## Records
>>>>

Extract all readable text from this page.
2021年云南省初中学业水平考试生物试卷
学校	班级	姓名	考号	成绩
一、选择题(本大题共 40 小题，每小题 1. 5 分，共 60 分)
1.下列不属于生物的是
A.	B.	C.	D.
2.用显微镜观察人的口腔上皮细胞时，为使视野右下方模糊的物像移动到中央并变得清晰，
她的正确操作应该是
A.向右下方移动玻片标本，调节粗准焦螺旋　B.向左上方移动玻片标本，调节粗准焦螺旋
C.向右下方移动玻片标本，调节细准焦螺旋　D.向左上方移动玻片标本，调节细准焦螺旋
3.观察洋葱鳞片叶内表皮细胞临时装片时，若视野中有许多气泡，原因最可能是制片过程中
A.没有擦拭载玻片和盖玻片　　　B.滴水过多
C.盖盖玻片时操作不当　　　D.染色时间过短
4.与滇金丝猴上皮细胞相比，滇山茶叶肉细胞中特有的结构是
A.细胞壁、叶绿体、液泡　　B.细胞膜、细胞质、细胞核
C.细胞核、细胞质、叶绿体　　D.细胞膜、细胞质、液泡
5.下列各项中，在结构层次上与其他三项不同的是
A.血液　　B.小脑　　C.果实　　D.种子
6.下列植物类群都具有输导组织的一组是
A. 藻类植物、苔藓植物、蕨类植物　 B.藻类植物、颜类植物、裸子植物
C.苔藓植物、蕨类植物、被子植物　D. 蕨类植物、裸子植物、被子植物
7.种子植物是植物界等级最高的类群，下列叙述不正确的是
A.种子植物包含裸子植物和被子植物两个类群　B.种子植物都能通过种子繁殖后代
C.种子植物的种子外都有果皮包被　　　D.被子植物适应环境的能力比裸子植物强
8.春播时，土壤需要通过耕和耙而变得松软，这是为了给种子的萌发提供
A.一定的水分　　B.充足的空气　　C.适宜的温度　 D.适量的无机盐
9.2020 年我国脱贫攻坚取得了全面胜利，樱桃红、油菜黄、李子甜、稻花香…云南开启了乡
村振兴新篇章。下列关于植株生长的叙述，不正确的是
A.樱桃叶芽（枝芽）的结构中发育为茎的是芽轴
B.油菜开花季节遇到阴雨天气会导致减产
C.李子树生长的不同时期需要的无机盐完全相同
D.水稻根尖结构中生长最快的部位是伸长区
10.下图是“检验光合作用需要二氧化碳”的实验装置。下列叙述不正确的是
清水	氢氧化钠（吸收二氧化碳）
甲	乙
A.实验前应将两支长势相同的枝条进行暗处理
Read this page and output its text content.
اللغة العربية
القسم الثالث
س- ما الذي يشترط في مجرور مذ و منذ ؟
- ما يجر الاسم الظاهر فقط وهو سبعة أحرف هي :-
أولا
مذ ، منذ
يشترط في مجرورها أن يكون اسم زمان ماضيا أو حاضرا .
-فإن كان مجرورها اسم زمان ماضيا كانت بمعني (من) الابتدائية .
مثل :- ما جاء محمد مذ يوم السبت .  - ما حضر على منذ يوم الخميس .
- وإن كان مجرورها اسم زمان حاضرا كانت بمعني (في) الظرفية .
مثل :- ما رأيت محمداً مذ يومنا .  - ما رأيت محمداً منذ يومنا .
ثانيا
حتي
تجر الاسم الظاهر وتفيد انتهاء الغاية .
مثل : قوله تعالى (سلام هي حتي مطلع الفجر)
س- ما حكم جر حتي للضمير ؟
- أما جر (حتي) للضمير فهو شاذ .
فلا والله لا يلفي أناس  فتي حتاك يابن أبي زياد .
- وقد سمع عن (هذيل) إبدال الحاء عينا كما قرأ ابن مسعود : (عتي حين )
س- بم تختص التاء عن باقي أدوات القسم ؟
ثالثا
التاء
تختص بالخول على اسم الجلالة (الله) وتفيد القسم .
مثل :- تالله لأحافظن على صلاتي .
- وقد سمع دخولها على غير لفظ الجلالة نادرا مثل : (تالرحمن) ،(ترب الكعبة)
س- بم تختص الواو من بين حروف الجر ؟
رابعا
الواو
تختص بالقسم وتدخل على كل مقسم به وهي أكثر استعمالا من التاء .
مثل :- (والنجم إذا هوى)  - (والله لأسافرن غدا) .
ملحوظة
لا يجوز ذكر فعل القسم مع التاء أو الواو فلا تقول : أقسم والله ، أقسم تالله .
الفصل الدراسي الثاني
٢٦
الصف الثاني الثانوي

<<<<

Copy every record exactly, with nothing added or dropped.

Extract all readable text from this page.
2021年云南省初中学业水平考试生物试卷
学校	班级	姓名	考号	成绩
一、选择题(本大题共 40 小题，每小题 1. 5 分，共 60 分)
1.下列不属于生物的是
A.	B.	C.	D.
2.用显微镜观察人的口腔上皮细胞时，为使视野右下方模糊的物像移动到中央并变得清晰，
她的正确操作应该是
A.向右下方移动玻片标本，调节粗准焦螺旋　B.向左上方移动玻片标本，调节粗准焦螺旋
C.向右下方移动玻片标本，调节细准焦螺旋　D.向左上方移动玻片标本，调节细准焦螺旋
3.观察洋葱鳞片叶内表皮细胞临时装片时，若视野中有许多气泡，原因最可能是制片过程中
A.没有擦拭载玻片和盖玻片　　　B.滴水过多
C.盖盖玻片时操作不当　　　D.染色时间过短
4.与滇金丝猴上皮细胞相比，滇山茶叶肉细胞中特有的结构是
A.细胞壁、叶绿体、液泡　　B.细胞膜、细胞质、细胞核
C.细胞核、细胞质、叶绿体　　D.细胞膜、细胞质、液泡
5.下列各项中，在结构层次上与其他三项不同的是
A.血液　　B.小脑　　C.果实　　D.种子
6.下列植物类群都具有输导组织的一组是
A. 藻类植物、苔藓植物、蕨类植物　 B.藻类植物、颜类植物、裸子植物
C.苔藓植物、蕨类植物、被子植物　D. 蕨类植物、裸子植物、被子植物
7.种子植物是植物界等级最高的类群，下列叙述不正确的是
A.种子植物包含裸子植物和被子植物两个类群　B.种子植物都能通过种子繁殖后代
C.种子植物的种子外都有果皮包被　　　D.被子植物适应环境的能力比裸子植物强
8.春播时，土壤需要通过耕和耙而变得松软，这是为了给种子的萌发提供
A.一定的水分　　B.充足的空气　　C.适宜的温度　 D.适量的无机盐
9.2020 年我国脱贫攻坚取得了全面胜利，樱桃红、油菜黄、李子甜、稻花香…云南开启了乡
村振兴新篇章。下列关于植株生长的叙述，不正确的是
A.樱桃叶芽（枝芽）的结构中发育为茎的是芽轴
B.油菜开花季节遇到阴雨天气会导致减产
C.李子树生长的不同时期需要的无机盐完全相同
D.水稻根尖结构中生长最快的部位是伸长区
10.下图是“检验光合作用需要二氧化碳”的实验装置。下列叙述不正确的是
清水	氢氧化钠（吸收二氧化碳）
甲	乙
A.实验前应将两支长势相同的枝条进行暗处理
Read this page and output its text content.
اللغة العربية
القسم الثالث
س- ما الذي يشترط في مجرور مذ و منذ ؟
- ما يجر الاسم الظاهر فقط وهو سبعة أحرف هي :-
أولا
مذ ، منذ
يشترط في مجرورها أن يكون اسم زمان ماضيا أو حاضرا .
-فإن كان مجرورها اسم زمان ماضيا كانت بمعني (من) الابتدائية .
مثل :- ما جاء محمد مذ يوم السبت .  - ما حضر على منذ يوم الخميس .
- وإن كان مجرورها اسم زمان حاضرا كانت بمعني (في) الظرفية .
مثل :- ما رأيت محمداً مذ يومنا .  - ما رأيت محمداً منذ يومنا .
ثانيا
حتي
تجر الاسم الظاهر وتفيد انتهاء الغاية .
مثل : قوله تعالى (سلام هي حتي مطلع الفجر)
س- ما حكم جر حتي للضمير ؟
- أما جر (حتي) للضمير فهو شاذ .
فلا والله لا يلفي أناس  فتي حتاك يابن أبي زياد .
- وقد سمع عن (هذيل) إبدال الحاء عينا كما قرأ ابن مسعود : (عتي حين )
س- بم تختص التاء عن باقي أدوات القسم ؟
ثالثا
التاء
تختص بالخول على اسم الجلالة (الله) وتفيد القسم .
مثل :- تالله لأحافظن على صلاتي .
- وقد سمع دخولها على غير لفظ الجلالة نادرا مثل : (تالرحمن) ،(ترب الكعبة)
س- بم تختص الواو من بين حروف الجر ؟
رابعا
الواو
تختص بالقسم وتدخل على كل مقسم به وهي أكثر استعمالا من التاء .
مثل :- (والنجم إذا هوى)  - (والله لأسافرن غدا) .
ملحوظة
لا يجوز ذكر فعل القسم مع التاء أو الواو فلا تقول : أقسم والله ، أقسم تالله .
الفصل الدراسي الثاني
٢٦
الصف الثاني الثانوي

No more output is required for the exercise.